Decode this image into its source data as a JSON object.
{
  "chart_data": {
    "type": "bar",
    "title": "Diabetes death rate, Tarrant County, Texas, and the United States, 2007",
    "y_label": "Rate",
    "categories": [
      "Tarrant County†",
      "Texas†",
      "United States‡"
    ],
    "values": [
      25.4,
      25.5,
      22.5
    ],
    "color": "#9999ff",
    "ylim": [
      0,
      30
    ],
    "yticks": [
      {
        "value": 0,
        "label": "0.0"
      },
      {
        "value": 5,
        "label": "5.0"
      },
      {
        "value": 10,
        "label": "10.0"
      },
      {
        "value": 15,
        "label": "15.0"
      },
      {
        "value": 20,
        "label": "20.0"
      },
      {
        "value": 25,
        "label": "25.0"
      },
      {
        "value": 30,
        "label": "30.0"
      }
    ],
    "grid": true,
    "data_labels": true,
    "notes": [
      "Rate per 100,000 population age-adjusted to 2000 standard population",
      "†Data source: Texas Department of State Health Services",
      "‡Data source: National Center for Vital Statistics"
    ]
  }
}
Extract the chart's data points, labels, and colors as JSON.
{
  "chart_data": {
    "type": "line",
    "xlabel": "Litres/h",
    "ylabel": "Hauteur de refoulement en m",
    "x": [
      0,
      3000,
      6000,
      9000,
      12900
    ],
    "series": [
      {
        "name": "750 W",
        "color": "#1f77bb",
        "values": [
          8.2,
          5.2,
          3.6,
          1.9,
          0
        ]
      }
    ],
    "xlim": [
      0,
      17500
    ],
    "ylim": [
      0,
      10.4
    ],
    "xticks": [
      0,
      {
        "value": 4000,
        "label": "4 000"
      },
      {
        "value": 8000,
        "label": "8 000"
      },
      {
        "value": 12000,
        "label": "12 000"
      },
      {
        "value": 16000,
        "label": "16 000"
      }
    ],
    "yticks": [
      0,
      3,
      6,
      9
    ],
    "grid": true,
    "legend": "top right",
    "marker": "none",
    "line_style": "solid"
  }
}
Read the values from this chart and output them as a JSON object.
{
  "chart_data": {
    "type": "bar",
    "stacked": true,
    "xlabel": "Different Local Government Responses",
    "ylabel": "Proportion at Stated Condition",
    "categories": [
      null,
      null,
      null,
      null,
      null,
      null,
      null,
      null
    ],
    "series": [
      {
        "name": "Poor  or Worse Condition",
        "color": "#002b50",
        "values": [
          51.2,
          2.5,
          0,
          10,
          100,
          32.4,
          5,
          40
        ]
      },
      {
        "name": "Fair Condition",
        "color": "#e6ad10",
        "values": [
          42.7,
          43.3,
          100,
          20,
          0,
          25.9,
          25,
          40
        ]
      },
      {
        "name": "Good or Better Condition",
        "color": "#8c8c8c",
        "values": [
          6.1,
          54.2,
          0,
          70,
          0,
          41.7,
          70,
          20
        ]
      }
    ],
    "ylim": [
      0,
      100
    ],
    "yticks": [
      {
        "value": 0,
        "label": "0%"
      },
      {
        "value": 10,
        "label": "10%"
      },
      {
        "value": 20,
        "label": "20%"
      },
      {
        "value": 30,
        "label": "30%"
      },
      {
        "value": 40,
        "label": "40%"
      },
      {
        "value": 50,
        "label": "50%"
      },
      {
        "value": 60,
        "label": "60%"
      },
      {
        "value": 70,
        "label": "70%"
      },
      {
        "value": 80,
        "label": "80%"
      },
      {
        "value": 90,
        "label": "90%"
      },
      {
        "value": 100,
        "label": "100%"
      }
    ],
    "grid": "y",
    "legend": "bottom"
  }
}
::::::::
Restate each record exactly as written.

● **Response below**:
Decode this image into its source data as a JSON object.
{
  "chart_data": {
    "type": "bar",
    "title": "Diabetes death rate, Tarrant County, Texas, and the United States, 2007",
    "y_label": "Rate",
    "categories": [
      "Tarrant County†",
      "Texas†",
      "United States‡"
    ],
    "values": [
      25.4,
      25.5,
      22.5
    ],
    "color": "#9999ff",
    "ylim": [
      0,
      30
    ],
    "yticks": [
      {
        "value": 0,
        "label": "0.0"
      },
      {
        "value": 5,
        "label": "5.0"
      },
      {
        "value": 10,
        "label": "10.0"
      },
      {
        "value": 15,
        "label": "15.0"
      },
      {
        "value": 20,
        "label": "20.0"
      },
      {
        "value": 25,
        "label": "25.0"
      },
      {
        "value": 30,
        "label": "30.0"
      }
    ],
    "grid": true,
    "data_labels": true,
    "notes": [
      "Rate per 100,000 population age-adjusted to 2000 standard population",
      "†Data source: Texas Department of State Health Services",
      "‡Data source: National Center for Vital Statistics"
    ]
  }
}
Extract the chart's data points, labels, and colors as JSON.
{
  "chart_data": {
    "type": "line",
    "xlabel": "Litres/h",
    "ylabel": "Hauteur de refoulement en m",
    "x": [
      0,
      3000,
      6000,
      9000,
      12900
    ],
    "series": [
      {
        "name": "750 W",
        "color": "#1f77bb",
        "values": [
          8.2,
          5.2,
          3.6,
          1.9,
          0
        ]
      }
    ],
    "xlim": [
      0,
      17500
    ],
    "ylim": [
      0,
      10.4
    ],
    "xticks": [
      0,
      {
        "value": 4000,
        "label": "4 000"
      },
      {
        "value": 8000,
        "label": "8 000"
      },
      {
        "value": 12000,
        "label": "12 000"
      },
      {
        "value": 16000,
        "label": "16 000"
      }
    ],
    "yticks": [
      0,
      3,
      6,
      9
    ],
    "grid": true,
    "legend": "top right",
    "marker": "none",
    "line_style": "solid"
  }
}
Read the values from this chart and output them as a JSON object.
{
  "chart_data": {
    "type": "bar",
    "stacked": true,
    "xlabel": "Different Local Government Responses",
    "ylabel": "Proportion at Stated Condition",
    "categories": [
      null,
      null,
      null,
      null,
      null,
      null,
      null,
      null
    ],
    "series": [
      {
        "name": "Poor  or Worse Condition",
        "color": "#002b50",
        "values": [
          51.2,
          2.5,
          0,
          10,
          100,
          32.4,
          5,
          40
        ]
      },
      {
        "name": "Fair Condition",
        "color": "#e6ad10",
        "values": [
          42.7,
          43.3,
          100,
          20,
          0,
          25.9,
          25,
          40
        ]
      },
      {
        "name": "Good or Better Condition",
        "color": "#8c8c8c",
        "values": [
          6.1,
          54.2,
          0,
          70,
          0,
          41.7,
          70,
          20
        ]
      }
    ],
    "ylim": [
      0,
      100
    ],
    "yticks": [
      {
        "value": 0,
        "label": "0%"
      },
      {
        "value": 10,
        "label": "10%"
      },
      {
        "value": 20,
        "label": "20%"
      },
      {
        "value": 30,
        "label": "30%"
      },
      {
        "value": 40,
        "label": "40%"
      },
      {
        "value": 50,
        "label": "50%"
      },
      {
        "value": 60,
        "label": "60%"
      },
      {
        "value": 70,
        "label": "70%"
      },
      {
        "value": 80,
        "label": "80%"
      },
      {
        "value": 90,
        "label": "90%"
      },
      {
        "value": 100,
        "label": "100%"
      }
    ],
    "grid": "y",
    "legend": "bottom"
  }
}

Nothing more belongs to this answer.